AIM OF THE TASK:
Quote word for word from the line holding "Parse this chart and return its data as JSON." to the last line below, including both, and omit any pictures.

Dataset listings of figures:
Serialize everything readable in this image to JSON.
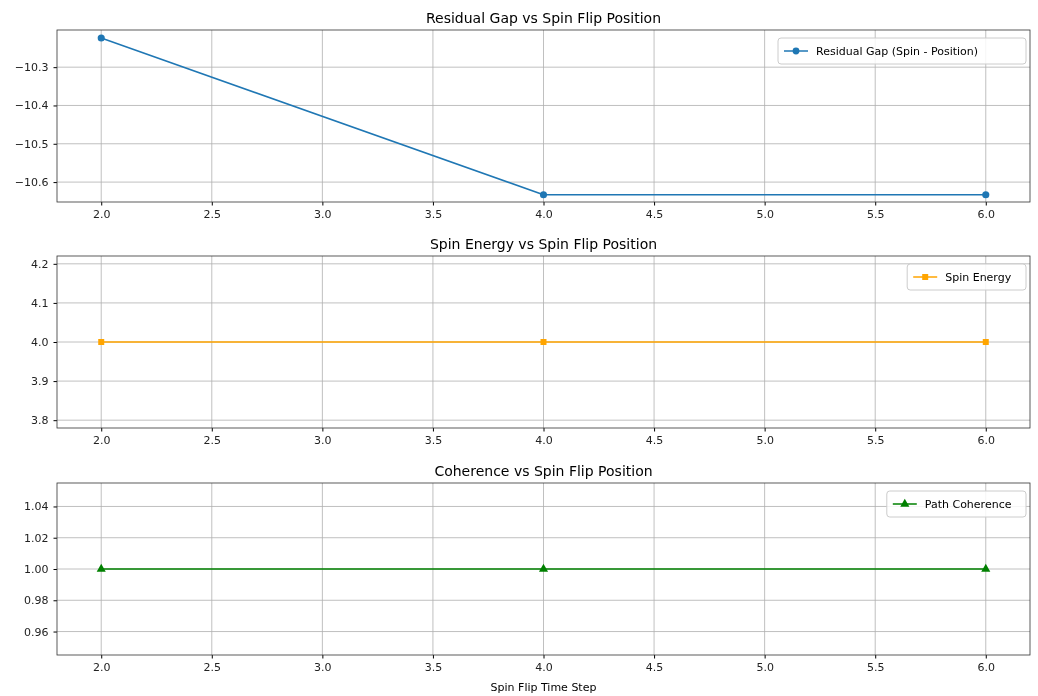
{
  "chart_data": [
    {
      "type": "line",
      "title": "Residual Gap vs Spin Flip Position",
      "x": [
        2,
        4,
        6
      ],
      "series": [
        {
          "name": "Residual Gap (Spin - Position)",
          "color": "#1f77b4",
          "values": [
            -10.224,
            -10.633,
            -10.633
          ],
          "marker": "circle"
        }
      ],
      "xlim": [
        1.8,
        6.2
      ],
      "xticks": [
        {
          "value": 2,
          "label": "2.0"
        },
        {
          "value": 2.5,
          "label": "2.5"
        },
        {
          "value": 3,
          "label": "3.0"
        },
        {
          "value": 3.5,
          "label": "3.5"
        },
        {
          "value": 4,
          "label": "4.0"
        },
        {
          "value": 4.5,
          "label": "4.5"
        },
        {
          "value": 5,
          "label": "5.0"
        },
        {
          "value": 5.5,
          "label": "5.5"
        },
        {
          "value": 6,
          "label": "6.0"
        }
      ],
      "ylim": [
        -10.652,
        -10.203
      ],
      "yticks": [
        {
          "value": -10.6,
          "label": "−10.6"
        },
        {
          "value": -10.5,
          "label": "−10.5"
        },
        {
          "value": -10.4,
          "label": "−10.4"
        },
        {
          "value": -10.3,
          "label": "−10.3"
        }
      ],
      "grid": true,
      "legend": "top right"
    },
    {
      "type": "line",
      "title": "Spin Energy vs Spin Flip Position",
      "x": [
        2,
        4,
        6
      ],
      "series": [
        {
          "name": "Spin Energy",
          "color": "#ffa500",
          "values": [
            4.0,
            4.0,
            4.0
          ],
          "marker": "square"
        }
      ],
      "xlim": [
        1.8,
        6.2
      ],
      "xticks": [
        {
          "value": 2,
          "label": "2.0"
        },
        {
          "value": 2.5,
          "label": "2.5"
        },
        {
          "value": 3,
          "label": "3.0"
        },
        {
          "value": 3.5,
          "label": "3.5"
        },
        {
          "value": 4,
          "label": "4.0"
        },
        {
          "value": 4.5,
          "label": "4.5"
        },
        {
          "value": 5,
          "label": "5.0"
        },
        {
          "value": 5.5,
          "label": "5.5"
        },
        {
          "value": 6,
          "label": "6.0"
        }
      ],
      "ylim": [
        3.78,
        4.22
      ],
      "yticks": [
        {
          "value": 3.8,
          "label": "3.8"
        },
        {
          "value": 3.9,
          "label": "3.9"
        },
        {
          "value": 4.0,
          "label": "4.0"
        },
        {
          "value": 4.1,
          "label": "4.1"
        },
        {
          "value": 4.2,
          "label": "4.2"
        }
      ],
      "grid": true,
      "legend": "top right"
    },
    {
      "type": "line",
      "title": "Coherence vs Spin Flip Position",
      "xlabel": "Spin Flip Time Step",
      "x": [
        2,
        4,
        6
      ],
      "series": [
        {
          "name": "Path Coherence",
          "color": "#008000",
          "values": [
            1.0,
            1.0,
            1.0
          ],
          "marker": "triangle"
        }
      ],
      "xlim": [
        1.8,
        6.2
      ],
      "xticks": [
        {
          "value": 2,
          "label": "2.0"
        },
        {
          "value": 2.5,
          "label": "2.5"
        },
        {
          "value": 3,
          "label": "3.0"
        },
        {
          "value": 3.5,
          "label": "3.5"
        },
        {
          "value": 4,
          "label": "4.0"
        },
        {
          "value": 4.5,
          "label": "4.5"
        },
        {
          "value": 5,
          "label": "5.0"
        },
        {
          "value": 5.5,
          "label": "5.5"
        },
        {
          "value": 6,
          "label": "6.0"
        }
      ],
      "ylim": [
        0.945,
        1.055
      ],
      "yticks": [
        {
          "value": 0.96,
          "label": "0.96"
        },
        {
          "value": 0.98,
          "label": "0.98"
        },
        {
          "value": 1.0,
          "label": "1.00"
        },
        {
          "value": 1.02,
          "label": "1.02"
        },
        {
          "value": 1.04,
          "label": "1.04"
        }
      ],
      "grid": true,
      "legend": "top right"
    }
  ]
}
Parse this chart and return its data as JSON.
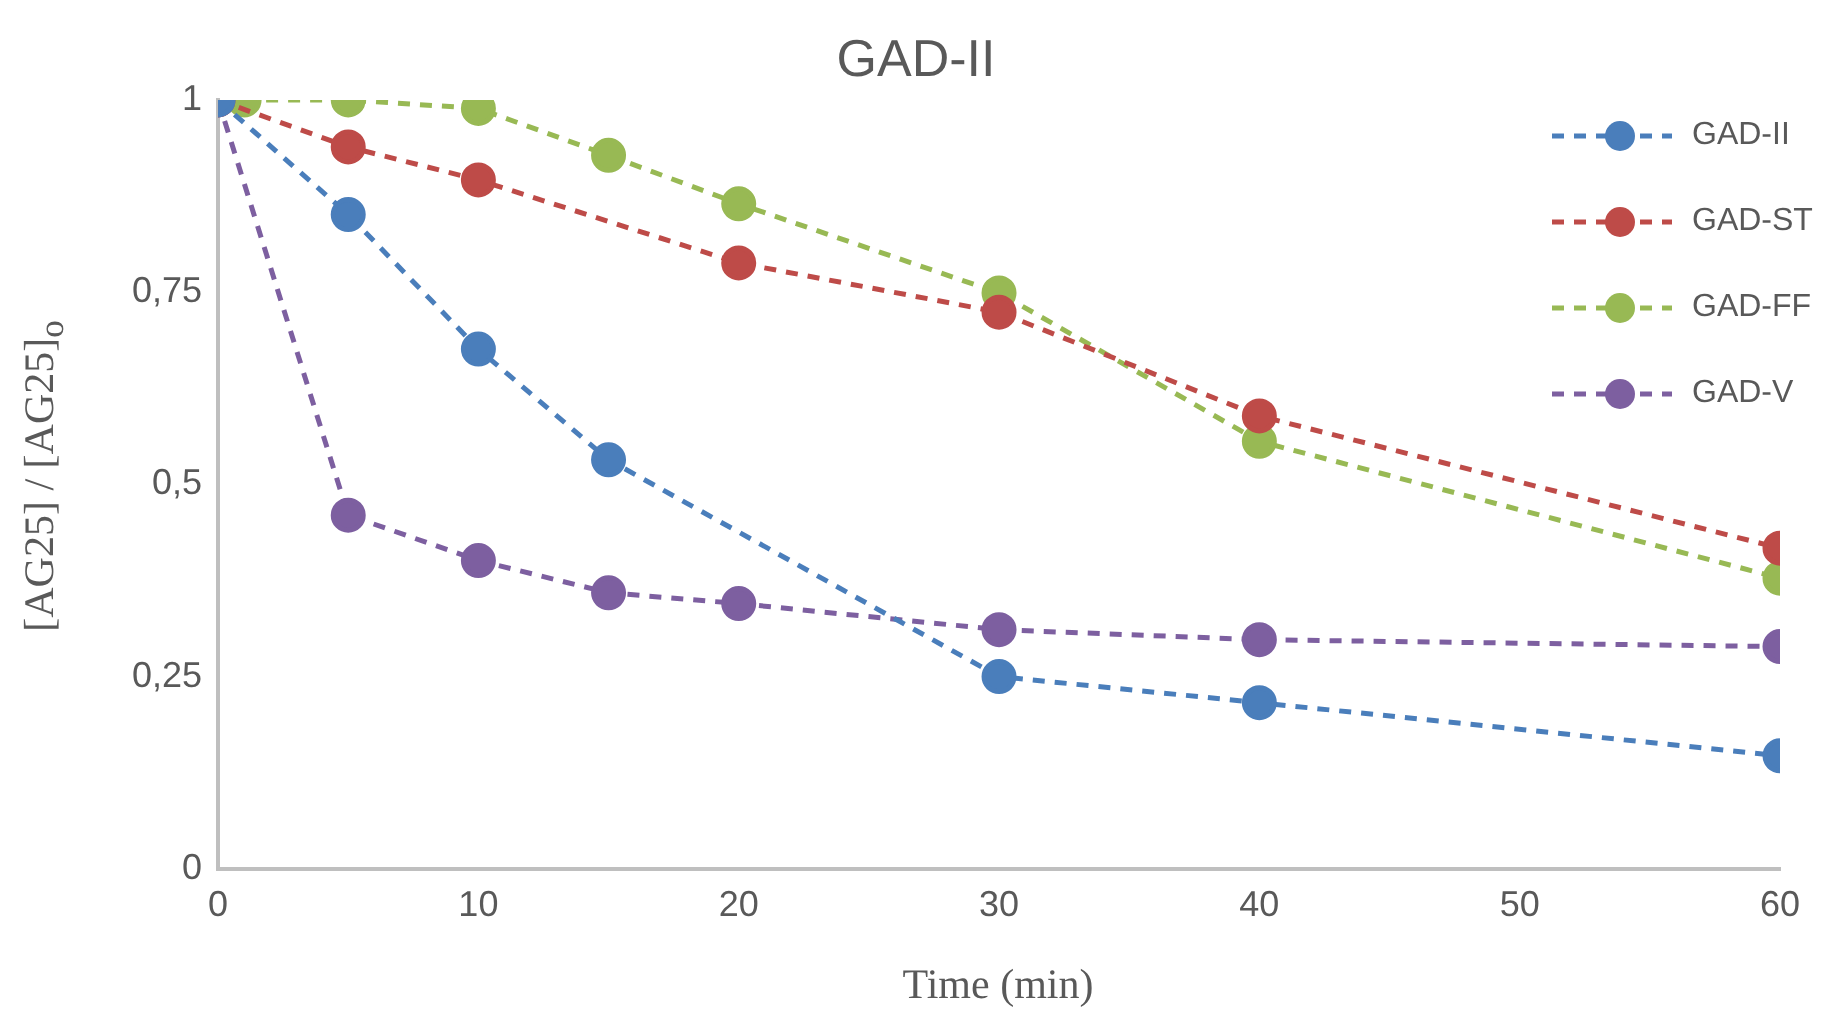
{
  "chart_data": {
    "type": "line",
    "title": "GAD-II",
    "xlabel": "Time (min)",
    "ylabel": "[AG25] / [AG25]$_{o}$",
    "xlim": [
      0,
      60
    ],
    "xticks": [
      0,
      10,
      20,
      30,
      40,
      50,
      60
    ],
    "ylim": [
      0,
      1
    ],
    "yticks": [
      0,
      {
        "value": 0.25,
        "label": "0,25"
      },
      {
        "value": 0.5,
        "label": "0,5"
      },
      {
        "value": 0.75,
        "label": "0,75"
      },
      1
    ],
    "grid": false,
    "legend": "top right",
    "marker": "circle",
    "line_style": "dashed",
    "series": [
      {
        "name": "GAD-II",
        "color": "#4a7ebb",
        "x": [
          0,
          5,
          10,
          15,
          30,
          40,
          60
        ],
        "values": [
          1,
          0.851,
          0.676,
          0.532,
          0.25,
          0.216,
          0.147
        ]
      },
      {
        "name": "GAD-ST",
        "color": "#be4b48",
        "x": [
          0,
          5,
          10,
          20,
          30,
          40,
          60
        ],
        "values": [
          1,
          0.939,
          0.896,
          0.788,
          0.724,
          0.589,
          0.417
        ]
      },
      {
        "name": "GAD-FF",
        "color": "#98b954",
        "x": [
          1,
          5,
          10,
          15,
          20,
          30,
          40,
          60
        ],
        "values": [
          1,
          1,
          0.989,
          0.928,
          0.865,
          0.749,
          0.556,
          0.378
        ]
      },
      {
        "name": "GAD-V",
        "color": "#7d5fa0",
        "x": [
          0,
          5,
          10,
          15,
          20,
          30,
          40,
          60
        ],
        "values": [
          1,
          0.46,
          0.401,
          0.359,
          0.345,
          0.311,
          0.298,
          0.289
        ]
      }
    ]
  }
}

ANSWER BELOW:
Parse this chart and return its data as JSON.
{
  "chart_data": {
    "type": "line",
    "title": "GAD-II",
    "xlabel": "Time (min)",
    "ylabel": "[AG25] / [AG25]$_{o}$",
    "xlim": [
      0,
      60
    ],
    "xticks": [
      0,
      10,
      20,
      30,
      40,
      50,
      60
    ],
    "ylim": [
      0,
      1
    ],
    "yticks": [
      0,
      {
        "value": 0.25,
        "label": "0,25"
      },
      {
        "value": 0.5,
        "label": "0,5"
      },
      {
        "value": 0.75,
        "label": "0,75"
      },
      1
    ],
    "grid": false,
    "legend": "top right",
    "marker": "circle",
    "line_style": "dashed",
    "series": [
      {
        "name": "GAD-II",
        "color": "#4a7ebb",
        "x": [
          0,
          5,
          10,
          15,
          30,
          40,
          60
        ],
        "values": [
          1,
          0.851,
          0.676,
          0.532,
          0.25,
          0.216,
          0.147
        ]
      },
      {
        "name": "GAD-ST",
        "color": "#be4b48",
        "x": [
          0,
          5,
          10,
          20,
          30,
          40,
          60
        ],
        "values": [
          1,
          0.939,
          0.896,
          0.788,
          0.724,
          0.589,
          0.417
        ]
      },
      {
        "name": "GAD-FF",
        "color": "#98b954",
        "x": [
          1,
          5,
          10,
          15,
          20,
          30,
          40,
          60
        ],
        "values": [
          1,
          1,
          0.989,
          0.928,
          0.865,
          0.749,
          0.556,
          0.378
        ]
      },
      {
        "name": "GAD-V",
        "color": "#7d5fa0",
        "x": [
          0,
          5,
          10,
          15,
          20,
          30,
          40,
          60
        ],
        "values": [
          1,
          0.46,
          0.401,
          0.359,
          0.345,
          0.311,
          0.298,
          0.289
        ]
      }
    ]
  }
}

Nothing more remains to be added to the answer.